Task statement >> Give the number of lines below that contain "case", with no other output.

(Records contained in a dataset)
╔══

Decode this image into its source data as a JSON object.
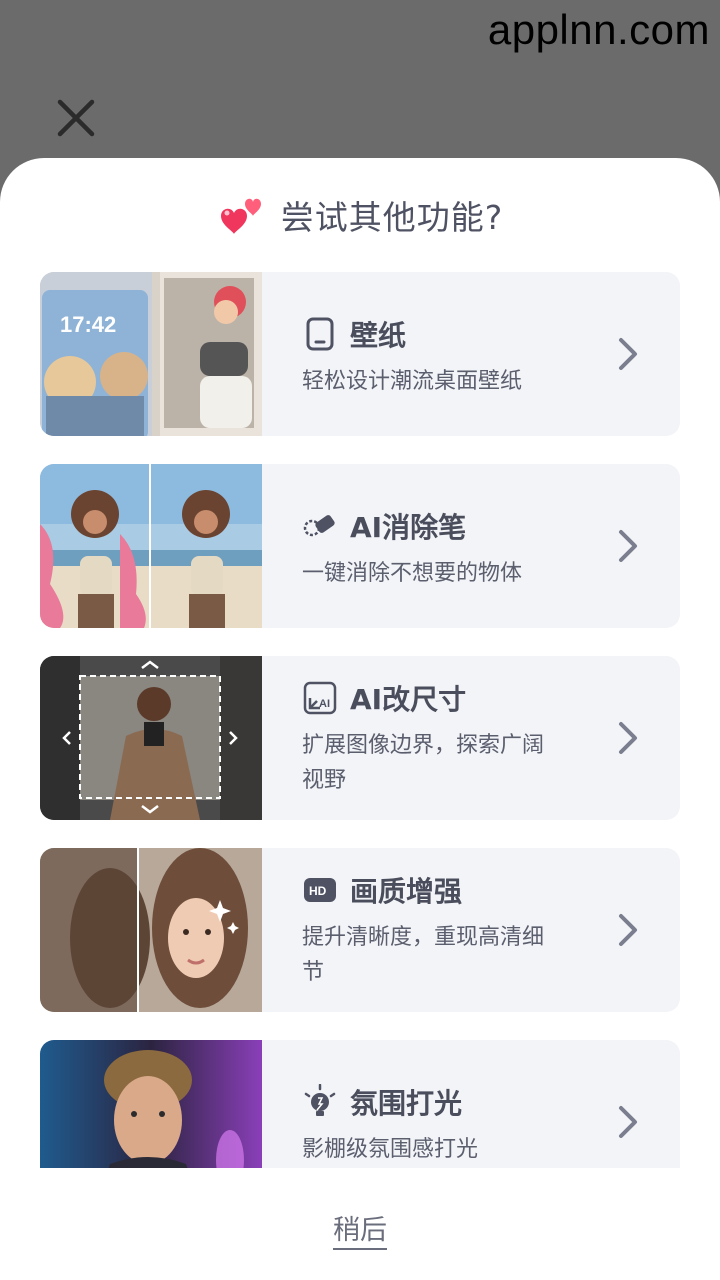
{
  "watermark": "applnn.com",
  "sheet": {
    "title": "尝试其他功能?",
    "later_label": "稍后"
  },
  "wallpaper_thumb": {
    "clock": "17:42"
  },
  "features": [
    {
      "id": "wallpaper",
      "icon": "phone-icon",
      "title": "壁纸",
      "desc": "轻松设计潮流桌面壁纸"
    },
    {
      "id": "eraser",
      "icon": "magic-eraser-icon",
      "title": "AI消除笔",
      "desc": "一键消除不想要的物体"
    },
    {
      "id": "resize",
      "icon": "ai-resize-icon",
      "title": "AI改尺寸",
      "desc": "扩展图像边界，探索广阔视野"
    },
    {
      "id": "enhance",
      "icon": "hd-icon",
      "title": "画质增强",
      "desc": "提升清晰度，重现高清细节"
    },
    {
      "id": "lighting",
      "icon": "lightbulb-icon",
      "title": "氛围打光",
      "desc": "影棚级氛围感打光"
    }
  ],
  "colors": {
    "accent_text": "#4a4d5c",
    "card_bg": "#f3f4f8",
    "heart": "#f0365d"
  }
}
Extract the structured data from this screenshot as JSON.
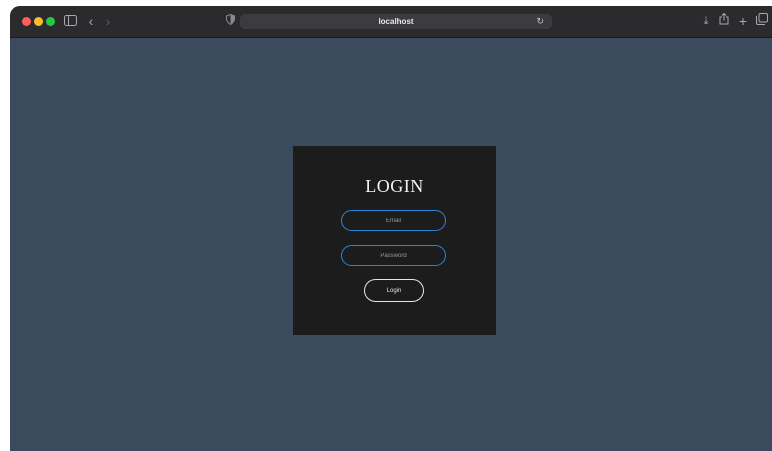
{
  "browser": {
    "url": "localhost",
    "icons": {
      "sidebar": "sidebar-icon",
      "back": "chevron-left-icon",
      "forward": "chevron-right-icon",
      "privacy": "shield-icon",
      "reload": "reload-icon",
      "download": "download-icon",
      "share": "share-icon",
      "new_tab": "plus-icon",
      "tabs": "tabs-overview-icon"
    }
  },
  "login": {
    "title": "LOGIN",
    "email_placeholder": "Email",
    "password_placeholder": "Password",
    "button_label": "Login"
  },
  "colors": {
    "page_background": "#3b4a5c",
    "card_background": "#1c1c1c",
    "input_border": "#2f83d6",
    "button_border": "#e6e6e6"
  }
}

╚══
╔══

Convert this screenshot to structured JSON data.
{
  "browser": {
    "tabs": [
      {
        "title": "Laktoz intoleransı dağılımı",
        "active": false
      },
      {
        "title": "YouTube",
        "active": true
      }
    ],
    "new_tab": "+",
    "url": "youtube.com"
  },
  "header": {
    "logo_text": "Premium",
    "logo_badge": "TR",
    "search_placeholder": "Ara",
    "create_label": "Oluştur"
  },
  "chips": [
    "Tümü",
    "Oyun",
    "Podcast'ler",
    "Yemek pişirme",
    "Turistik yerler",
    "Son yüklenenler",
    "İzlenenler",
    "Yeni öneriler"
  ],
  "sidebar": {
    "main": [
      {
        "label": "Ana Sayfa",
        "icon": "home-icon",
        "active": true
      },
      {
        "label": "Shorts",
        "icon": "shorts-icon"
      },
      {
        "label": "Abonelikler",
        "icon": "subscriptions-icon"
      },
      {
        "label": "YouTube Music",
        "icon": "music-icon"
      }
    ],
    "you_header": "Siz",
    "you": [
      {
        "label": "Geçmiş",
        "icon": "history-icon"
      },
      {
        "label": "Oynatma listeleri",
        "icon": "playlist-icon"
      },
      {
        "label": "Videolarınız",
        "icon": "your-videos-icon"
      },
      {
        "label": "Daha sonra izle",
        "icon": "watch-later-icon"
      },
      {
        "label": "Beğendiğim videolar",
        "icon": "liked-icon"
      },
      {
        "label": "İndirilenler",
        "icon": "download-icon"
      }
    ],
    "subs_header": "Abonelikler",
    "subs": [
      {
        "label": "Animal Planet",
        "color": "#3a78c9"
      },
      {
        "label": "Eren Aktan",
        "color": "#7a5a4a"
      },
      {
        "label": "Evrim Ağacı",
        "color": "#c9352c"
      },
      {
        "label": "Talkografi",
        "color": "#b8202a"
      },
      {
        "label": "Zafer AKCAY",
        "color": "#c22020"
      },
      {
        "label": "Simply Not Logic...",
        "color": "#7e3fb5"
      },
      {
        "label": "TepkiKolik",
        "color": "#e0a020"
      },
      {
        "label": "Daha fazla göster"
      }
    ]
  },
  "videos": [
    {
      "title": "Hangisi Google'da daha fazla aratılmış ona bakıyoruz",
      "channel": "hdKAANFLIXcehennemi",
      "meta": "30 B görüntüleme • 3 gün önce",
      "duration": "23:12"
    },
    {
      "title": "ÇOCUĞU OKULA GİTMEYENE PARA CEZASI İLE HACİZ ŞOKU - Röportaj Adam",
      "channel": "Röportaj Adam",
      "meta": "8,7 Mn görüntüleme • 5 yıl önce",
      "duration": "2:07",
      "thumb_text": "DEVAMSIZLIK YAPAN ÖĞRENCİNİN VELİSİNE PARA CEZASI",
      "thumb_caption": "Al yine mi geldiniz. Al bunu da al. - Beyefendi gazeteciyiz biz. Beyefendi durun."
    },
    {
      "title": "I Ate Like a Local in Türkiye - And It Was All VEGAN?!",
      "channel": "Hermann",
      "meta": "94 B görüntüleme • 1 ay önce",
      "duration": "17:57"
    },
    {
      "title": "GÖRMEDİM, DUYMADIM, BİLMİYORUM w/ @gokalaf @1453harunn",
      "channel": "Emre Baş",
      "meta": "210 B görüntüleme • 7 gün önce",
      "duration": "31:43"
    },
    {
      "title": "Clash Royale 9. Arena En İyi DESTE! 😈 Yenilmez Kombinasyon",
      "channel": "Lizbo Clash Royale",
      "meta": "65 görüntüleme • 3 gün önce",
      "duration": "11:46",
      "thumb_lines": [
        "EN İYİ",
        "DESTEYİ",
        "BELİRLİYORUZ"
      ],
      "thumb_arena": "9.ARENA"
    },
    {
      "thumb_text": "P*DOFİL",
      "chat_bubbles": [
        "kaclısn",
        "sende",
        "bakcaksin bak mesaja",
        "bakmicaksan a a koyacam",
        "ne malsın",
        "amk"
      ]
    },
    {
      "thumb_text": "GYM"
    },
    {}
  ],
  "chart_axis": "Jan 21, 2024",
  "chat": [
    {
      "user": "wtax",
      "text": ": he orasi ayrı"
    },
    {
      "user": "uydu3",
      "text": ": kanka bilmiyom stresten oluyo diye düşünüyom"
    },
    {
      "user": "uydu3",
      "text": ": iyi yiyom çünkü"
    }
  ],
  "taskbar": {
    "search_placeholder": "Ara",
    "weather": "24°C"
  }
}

╚══
╔══

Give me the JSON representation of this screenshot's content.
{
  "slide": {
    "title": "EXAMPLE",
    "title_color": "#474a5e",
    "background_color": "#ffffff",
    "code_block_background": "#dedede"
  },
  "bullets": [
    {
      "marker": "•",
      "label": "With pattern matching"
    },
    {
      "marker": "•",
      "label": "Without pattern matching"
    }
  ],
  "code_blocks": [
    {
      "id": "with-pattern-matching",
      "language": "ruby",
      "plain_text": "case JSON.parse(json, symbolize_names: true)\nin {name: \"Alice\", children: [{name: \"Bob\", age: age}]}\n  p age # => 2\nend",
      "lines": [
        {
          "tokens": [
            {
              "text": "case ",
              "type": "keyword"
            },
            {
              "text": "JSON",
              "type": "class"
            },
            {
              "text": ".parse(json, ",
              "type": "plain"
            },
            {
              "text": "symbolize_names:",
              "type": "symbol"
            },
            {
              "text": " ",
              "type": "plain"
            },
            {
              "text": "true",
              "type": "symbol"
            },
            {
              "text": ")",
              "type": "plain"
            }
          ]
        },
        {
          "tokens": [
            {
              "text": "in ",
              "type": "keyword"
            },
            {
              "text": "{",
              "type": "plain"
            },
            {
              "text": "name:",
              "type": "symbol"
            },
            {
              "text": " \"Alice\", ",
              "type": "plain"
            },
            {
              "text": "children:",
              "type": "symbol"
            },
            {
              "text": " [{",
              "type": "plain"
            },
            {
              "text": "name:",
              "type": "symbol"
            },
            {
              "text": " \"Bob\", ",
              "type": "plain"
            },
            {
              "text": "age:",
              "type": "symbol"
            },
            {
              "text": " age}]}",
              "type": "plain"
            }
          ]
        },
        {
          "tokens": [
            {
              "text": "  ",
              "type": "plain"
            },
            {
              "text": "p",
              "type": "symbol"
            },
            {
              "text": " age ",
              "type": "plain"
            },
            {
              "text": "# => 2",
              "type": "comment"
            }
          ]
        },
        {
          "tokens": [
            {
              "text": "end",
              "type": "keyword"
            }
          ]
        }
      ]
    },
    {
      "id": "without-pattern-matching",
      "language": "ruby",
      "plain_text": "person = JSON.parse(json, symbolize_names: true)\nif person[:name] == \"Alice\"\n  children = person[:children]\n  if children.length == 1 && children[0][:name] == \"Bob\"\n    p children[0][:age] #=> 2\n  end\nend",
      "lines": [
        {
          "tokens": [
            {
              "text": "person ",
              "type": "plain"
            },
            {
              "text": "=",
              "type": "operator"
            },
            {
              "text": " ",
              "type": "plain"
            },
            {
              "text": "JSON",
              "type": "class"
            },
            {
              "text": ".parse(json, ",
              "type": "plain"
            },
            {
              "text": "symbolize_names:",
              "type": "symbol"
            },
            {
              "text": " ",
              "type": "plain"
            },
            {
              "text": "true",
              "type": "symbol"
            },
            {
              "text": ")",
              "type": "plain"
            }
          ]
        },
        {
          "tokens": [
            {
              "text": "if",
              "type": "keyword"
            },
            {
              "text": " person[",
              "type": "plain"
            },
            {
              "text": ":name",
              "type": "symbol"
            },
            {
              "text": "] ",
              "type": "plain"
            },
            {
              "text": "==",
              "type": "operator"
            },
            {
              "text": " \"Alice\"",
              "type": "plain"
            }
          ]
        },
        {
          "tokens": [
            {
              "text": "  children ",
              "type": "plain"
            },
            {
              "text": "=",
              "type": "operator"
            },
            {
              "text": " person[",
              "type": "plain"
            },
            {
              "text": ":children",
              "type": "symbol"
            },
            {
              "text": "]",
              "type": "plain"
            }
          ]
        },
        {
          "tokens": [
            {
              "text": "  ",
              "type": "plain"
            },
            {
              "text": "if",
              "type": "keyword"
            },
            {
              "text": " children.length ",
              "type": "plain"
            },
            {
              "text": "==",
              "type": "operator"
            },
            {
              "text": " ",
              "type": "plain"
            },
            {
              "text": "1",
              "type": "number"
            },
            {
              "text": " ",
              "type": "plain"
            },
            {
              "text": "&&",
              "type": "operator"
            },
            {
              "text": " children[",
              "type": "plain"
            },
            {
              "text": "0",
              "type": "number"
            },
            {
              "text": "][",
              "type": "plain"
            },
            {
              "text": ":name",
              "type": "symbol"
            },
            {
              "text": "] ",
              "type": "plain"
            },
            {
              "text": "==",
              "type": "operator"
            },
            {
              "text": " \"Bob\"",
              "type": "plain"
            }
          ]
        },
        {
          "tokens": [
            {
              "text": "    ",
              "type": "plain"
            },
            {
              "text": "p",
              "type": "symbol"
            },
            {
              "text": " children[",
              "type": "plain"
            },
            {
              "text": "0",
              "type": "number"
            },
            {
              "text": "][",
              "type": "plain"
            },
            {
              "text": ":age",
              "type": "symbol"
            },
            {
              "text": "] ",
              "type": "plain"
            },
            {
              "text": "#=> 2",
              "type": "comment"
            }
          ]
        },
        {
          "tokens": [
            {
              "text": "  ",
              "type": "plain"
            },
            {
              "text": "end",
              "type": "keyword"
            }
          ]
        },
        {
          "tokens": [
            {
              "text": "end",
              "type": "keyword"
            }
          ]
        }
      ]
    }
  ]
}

╚══

Task answer >> 2